Figure contents as structured data:
────────────────────

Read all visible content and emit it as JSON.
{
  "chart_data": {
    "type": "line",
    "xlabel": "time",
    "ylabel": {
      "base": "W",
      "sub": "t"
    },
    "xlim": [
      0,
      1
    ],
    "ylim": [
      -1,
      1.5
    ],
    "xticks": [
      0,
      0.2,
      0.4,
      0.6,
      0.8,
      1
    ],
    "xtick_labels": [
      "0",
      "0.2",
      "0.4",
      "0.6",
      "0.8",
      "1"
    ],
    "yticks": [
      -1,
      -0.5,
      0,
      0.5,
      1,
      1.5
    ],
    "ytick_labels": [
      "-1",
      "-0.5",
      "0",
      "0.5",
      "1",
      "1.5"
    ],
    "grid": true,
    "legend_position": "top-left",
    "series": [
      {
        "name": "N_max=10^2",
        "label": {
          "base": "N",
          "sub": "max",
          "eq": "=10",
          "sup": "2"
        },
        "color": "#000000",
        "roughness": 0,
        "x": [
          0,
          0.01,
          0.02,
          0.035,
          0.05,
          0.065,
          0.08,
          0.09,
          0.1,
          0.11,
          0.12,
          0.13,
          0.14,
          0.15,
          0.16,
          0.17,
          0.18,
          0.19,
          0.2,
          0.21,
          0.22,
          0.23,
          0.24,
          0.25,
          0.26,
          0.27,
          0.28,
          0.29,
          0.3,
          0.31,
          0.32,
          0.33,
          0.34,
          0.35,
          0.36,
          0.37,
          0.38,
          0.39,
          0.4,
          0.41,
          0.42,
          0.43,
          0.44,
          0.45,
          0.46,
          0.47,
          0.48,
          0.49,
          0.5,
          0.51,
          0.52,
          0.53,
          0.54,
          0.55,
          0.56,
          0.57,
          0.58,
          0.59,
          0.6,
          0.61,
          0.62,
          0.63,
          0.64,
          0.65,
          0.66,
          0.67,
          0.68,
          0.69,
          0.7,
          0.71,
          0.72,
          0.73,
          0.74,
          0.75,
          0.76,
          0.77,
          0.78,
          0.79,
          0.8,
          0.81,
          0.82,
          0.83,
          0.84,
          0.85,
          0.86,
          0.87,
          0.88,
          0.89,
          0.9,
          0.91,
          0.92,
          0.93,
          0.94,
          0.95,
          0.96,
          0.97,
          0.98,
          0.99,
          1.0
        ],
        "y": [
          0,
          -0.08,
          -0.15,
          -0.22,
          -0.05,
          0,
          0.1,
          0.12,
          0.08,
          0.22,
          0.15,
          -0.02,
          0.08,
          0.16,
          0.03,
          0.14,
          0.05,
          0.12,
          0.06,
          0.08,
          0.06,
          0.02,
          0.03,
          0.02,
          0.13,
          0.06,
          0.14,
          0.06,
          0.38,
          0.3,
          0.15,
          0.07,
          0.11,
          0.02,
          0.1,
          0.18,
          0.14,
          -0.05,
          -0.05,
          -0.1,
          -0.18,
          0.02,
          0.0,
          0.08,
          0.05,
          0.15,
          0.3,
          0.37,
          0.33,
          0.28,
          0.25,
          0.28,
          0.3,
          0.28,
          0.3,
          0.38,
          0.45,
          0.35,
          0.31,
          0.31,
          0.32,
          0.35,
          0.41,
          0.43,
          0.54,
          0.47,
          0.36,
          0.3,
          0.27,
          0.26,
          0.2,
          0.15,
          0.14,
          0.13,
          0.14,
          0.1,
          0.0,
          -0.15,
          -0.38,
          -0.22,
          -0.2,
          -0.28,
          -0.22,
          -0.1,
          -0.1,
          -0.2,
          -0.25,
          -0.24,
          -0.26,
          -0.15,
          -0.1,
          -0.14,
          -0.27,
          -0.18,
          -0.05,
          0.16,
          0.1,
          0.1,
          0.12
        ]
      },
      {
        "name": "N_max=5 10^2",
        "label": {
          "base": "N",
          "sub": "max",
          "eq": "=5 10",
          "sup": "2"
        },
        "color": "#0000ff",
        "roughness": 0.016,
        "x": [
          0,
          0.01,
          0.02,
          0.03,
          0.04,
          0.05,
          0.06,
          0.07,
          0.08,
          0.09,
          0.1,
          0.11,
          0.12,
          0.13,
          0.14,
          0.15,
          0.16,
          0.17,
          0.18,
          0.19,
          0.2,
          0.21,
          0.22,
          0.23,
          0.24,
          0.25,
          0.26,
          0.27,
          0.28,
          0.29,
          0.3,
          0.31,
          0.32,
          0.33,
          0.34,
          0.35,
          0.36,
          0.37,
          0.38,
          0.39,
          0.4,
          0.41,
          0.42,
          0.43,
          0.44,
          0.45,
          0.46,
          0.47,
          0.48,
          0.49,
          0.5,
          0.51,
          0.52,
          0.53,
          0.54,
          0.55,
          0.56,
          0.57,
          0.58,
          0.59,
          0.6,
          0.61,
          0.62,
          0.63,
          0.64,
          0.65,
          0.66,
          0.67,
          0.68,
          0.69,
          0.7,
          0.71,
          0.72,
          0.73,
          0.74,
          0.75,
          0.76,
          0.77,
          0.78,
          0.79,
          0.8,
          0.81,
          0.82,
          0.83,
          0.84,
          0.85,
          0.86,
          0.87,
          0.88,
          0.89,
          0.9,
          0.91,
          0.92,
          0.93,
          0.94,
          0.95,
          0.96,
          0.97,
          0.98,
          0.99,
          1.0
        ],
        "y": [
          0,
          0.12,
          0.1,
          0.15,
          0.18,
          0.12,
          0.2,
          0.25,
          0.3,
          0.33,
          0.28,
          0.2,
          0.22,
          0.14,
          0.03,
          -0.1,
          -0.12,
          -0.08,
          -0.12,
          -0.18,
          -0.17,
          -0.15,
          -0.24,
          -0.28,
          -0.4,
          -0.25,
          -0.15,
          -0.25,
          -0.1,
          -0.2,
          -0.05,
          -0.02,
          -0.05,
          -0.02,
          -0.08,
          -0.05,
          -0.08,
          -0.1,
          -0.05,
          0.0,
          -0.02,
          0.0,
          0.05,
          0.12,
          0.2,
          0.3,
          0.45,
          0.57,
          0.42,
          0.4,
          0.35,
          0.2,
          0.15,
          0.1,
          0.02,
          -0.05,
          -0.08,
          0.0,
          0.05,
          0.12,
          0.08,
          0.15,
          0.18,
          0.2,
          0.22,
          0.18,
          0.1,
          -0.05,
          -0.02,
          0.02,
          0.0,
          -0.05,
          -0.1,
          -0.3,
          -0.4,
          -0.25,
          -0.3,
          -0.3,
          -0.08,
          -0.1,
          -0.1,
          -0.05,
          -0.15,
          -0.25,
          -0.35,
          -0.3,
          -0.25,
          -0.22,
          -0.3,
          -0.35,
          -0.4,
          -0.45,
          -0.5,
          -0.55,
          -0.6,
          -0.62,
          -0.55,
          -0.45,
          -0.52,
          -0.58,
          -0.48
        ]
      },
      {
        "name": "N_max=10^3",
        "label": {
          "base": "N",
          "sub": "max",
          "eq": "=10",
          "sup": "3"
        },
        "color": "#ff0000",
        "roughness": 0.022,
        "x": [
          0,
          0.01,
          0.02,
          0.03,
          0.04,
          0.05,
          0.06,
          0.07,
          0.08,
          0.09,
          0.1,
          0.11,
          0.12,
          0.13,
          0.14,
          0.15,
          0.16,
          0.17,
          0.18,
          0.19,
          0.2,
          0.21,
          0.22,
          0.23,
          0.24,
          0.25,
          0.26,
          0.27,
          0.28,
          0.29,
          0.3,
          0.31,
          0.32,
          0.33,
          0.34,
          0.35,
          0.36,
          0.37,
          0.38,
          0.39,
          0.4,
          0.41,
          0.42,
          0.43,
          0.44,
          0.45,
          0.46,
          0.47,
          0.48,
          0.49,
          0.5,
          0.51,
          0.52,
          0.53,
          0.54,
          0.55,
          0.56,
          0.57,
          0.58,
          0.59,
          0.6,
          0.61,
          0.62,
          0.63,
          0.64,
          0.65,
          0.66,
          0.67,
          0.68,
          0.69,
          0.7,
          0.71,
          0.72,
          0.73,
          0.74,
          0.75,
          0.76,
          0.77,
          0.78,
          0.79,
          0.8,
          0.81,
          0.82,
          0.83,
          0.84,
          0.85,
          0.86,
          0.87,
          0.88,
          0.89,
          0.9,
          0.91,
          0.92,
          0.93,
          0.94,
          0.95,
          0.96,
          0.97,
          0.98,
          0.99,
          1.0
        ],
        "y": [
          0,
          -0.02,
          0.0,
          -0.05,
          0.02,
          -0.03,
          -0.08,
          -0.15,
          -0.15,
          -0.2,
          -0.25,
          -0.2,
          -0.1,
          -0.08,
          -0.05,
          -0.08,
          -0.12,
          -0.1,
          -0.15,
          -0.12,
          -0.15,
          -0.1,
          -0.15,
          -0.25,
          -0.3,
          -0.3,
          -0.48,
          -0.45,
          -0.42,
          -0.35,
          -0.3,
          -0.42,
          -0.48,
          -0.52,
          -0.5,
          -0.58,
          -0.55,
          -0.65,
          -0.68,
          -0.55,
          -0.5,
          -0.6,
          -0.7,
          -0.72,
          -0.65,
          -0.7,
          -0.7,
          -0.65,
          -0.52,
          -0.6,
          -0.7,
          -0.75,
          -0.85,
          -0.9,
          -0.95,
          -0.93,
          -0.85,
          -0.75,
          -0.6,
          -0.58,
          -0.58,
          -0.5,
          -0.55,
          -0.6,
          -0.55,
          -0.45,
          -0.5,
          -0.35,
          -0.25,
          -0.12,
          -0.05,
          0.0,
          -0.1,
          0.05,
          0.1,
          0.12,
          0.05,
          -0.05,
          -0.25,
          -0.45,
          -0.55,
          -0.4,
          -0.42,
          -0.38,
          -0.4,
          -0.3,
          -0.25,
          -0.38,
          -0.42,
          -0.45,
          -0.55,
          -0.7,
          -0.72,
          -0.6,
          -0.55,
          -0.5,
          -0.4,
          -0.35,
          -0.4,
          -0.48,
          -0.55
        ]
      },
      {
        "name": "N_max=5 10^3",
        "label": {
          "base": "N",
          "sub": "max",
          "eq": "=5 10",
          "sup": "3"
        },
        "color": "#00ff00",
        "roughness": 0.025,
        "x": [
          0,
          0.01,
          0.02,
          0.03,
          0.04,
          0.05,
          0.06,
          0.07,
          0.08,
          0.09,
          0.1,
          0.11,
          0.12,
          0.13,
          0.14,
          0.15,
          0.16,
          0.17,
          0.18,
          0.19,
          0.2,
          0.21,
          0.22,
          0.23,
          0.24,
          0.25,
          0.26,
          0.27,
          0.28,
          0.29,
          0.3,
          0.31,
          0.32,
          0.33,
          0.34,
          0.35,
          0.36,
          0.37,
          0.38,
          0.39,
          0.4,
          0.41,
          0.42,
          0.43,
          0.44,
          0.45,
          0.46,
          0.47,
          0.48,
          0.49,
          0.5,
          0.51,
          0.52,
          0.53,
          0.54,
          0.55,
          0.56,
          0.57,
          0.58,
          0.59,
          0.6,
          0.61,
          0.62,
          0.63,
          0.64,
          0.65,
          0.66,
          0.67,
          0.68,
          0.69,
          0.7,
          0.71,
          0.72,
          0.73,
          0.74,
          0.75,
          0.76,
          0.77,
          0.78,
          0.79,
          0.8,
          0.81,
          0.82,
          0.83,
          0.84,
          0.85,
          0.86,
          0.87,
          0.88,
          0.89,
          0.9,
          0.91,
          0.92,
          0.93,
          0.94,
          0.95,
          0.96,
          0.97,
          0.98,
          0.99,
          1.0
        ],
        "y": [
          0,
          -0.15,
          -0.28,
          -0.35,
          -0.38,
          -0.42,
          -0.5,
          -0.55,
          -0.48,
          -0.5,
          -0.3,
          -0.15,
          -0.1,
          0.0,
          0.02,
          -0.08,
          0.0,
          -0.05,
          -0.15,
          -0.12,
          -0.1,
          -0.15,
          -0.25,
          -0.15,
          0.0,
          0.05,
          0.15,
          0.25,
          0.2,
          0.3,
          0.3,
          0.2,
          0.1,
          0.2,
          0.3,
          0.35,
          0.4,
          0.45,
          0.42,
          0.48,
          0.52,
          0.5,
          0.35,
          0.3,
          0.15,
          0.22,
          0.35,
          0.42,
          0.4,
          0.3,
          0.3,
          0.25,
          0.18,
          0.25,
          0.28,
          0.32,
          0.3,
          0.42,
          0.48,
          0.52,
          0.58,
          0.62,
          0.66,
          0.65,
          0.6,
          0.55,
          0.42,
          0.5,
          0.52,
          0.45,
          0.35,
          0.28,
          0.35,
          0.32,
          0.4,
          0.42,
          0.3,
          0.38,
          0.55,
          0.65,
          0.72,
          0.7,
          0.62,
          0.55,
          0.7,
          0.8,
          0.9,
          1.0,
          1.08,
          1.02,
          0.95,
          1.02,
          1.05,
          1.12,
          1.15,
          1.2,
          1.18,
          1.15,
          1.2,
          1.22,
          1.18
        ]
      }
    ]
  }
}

────────────────────

Copy each line above that contains the string "color".

Reply to the task:
        "color": "#000000",
        "color": "#0000ff",
        "color": "#ff0000",
        "color": "#00ff00",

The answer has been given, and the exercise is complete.